— Begin PROVIDED RECORDS —

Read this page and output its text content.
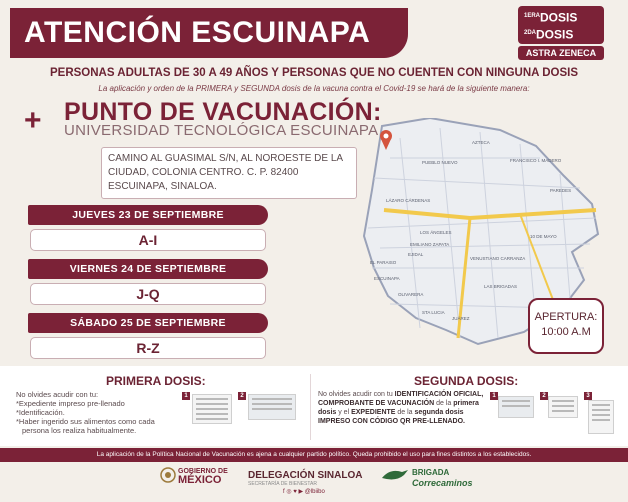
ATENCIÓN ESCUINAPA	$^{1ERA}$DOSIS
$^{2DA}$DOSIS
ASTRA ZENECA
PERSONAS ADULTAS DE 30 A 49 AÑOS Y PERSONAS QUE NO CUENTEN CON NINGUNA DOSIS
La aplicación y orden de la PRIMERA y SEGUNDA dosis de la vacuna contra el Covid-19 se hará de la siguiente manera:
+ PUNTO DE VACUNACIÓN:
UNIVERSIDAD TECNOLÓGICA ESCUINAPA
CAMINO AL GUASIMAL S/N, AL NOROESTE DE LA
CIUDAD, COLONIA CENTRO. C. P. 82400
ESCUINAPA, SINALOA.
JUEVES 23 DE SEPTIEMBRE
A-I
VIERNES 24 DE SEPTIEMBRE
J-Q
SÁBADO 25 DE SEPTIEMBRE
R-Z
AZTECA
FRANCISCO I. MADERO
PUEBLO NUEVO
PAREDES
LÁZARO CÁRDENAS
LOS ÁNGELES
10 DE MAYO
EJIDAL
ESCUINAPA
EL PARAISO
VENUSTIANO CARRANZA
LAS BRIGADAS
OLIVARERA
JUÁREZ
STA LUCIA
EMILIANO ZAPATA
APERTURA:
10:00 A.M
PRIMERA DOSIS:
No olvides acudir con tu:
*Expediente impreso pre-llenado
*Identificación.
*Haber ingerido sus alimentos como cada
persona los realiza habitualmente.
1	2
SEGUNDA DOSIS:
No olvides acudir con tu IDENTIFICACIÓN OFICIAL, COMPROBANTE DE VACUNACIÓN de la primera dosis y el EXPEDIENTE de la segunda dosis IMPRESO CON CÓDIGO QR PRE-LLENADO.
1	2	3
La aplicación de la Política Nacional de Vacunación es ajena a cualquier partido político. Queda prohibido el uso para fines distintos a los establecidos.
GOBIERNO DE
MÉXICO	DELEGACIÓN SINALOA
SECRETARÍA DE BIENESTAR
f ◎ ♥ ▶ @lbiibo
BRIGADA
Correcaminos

— End PROVIDED RECORDS —
— Begin PROVIDED RECORDS —

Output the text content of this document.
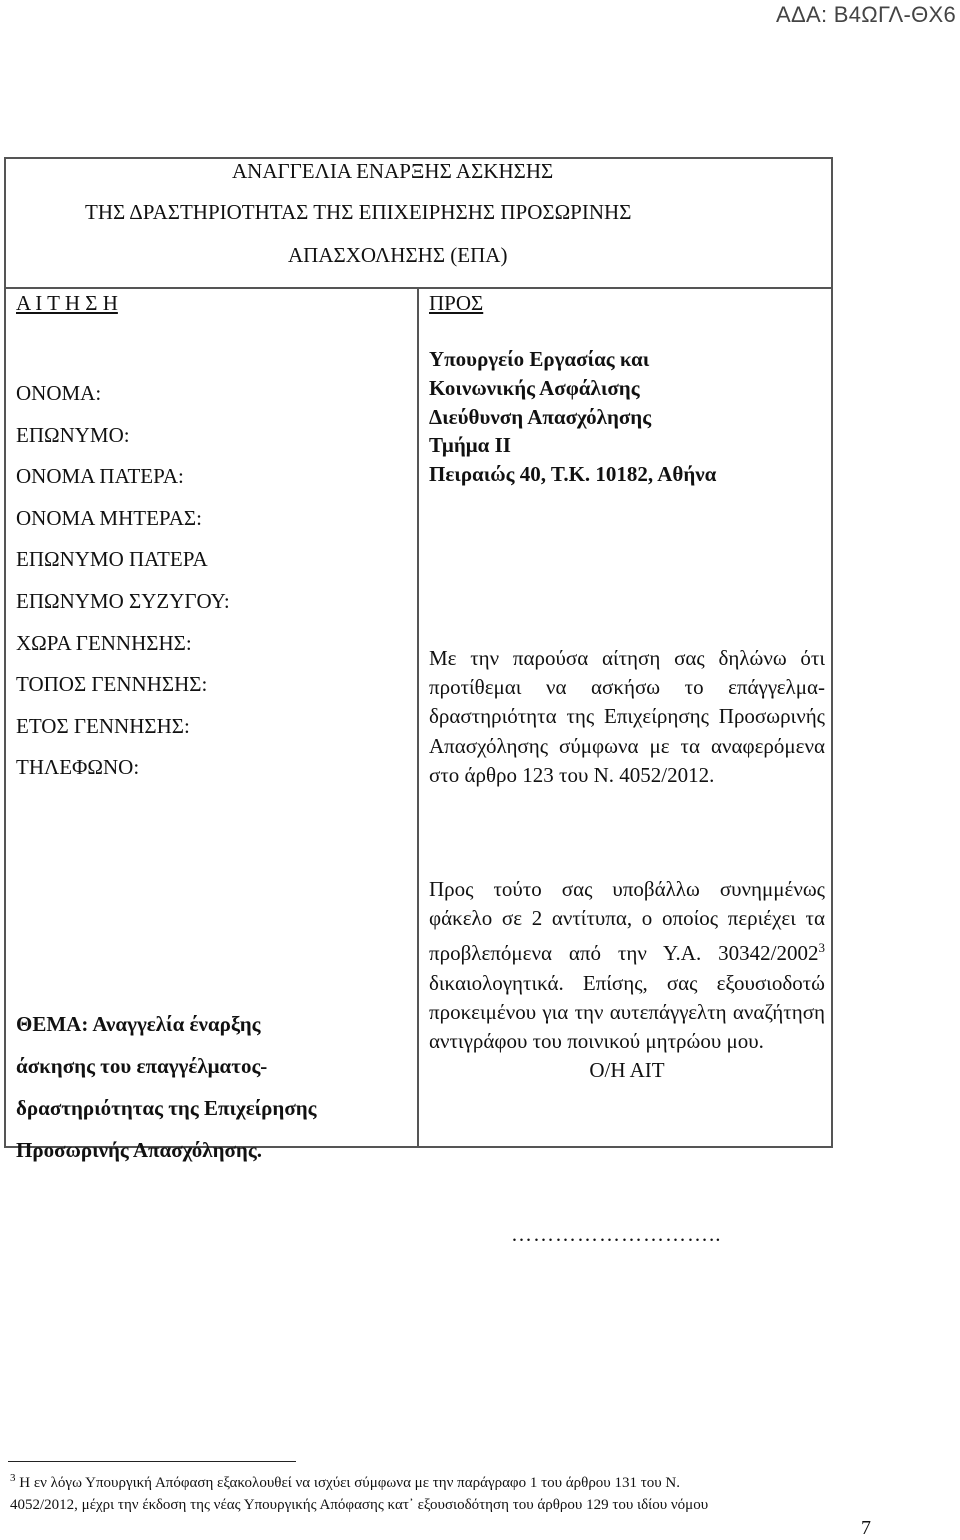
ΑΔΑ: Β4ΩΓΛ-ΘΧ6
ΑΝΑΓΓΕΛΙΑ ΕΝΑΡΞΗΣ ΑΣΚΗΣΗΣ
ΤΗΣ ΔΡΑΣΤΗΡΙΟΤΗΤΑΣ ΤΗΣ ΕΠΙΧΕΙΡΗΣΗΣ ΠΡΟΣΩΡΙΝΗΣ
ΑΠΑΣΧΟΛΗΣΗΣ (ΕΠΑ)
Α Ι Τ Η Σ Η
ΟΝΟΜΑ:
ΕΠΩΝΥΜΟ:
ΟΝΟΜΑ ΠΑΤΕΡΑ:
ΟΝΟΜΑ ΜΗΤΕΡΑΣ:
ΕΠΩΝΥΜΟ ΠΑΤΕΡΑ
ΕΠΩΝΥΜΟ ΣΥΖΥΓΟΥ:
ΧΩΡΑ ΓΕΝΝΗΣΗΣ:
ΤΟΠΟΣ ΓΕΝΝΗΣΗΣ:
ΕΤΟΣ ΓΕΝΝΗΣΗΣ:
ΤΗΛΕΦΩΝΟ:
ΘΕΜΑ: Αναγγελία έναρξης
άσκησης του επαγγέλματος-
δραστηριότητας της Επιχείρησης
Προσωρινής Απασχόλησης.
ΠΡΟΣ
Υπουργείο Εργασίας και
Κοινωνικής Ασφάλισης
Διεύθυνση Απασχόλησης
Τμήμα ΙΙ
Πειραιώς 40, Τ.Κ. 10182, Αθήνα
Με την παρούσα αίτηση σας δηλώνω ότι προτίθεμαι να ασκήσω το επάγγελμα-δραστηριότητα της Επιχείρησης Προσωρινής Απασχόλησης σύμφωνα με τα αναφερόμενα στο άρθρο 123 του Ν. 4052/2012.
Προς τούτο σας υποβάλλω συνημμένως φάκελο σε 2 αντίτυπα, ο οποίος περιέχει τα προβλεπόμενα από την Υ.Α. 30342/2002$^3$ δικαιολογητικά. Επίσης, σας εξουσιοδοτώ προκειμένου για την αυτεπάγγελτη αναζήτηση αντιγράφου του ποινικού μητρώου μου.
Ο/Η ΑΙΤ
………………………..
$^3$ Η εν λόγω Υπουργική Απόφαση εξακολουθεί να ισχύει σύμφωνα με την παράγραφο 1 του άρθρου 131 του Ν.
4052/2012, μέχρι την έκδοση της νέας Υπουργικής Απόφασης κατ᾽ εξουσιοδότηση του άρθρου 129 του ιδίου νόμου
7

— End PROVIDED RECORDS —

Count every line bearing the word "SINALOA"; report the total only.

OUTPUT OF THE EXERCISE> 2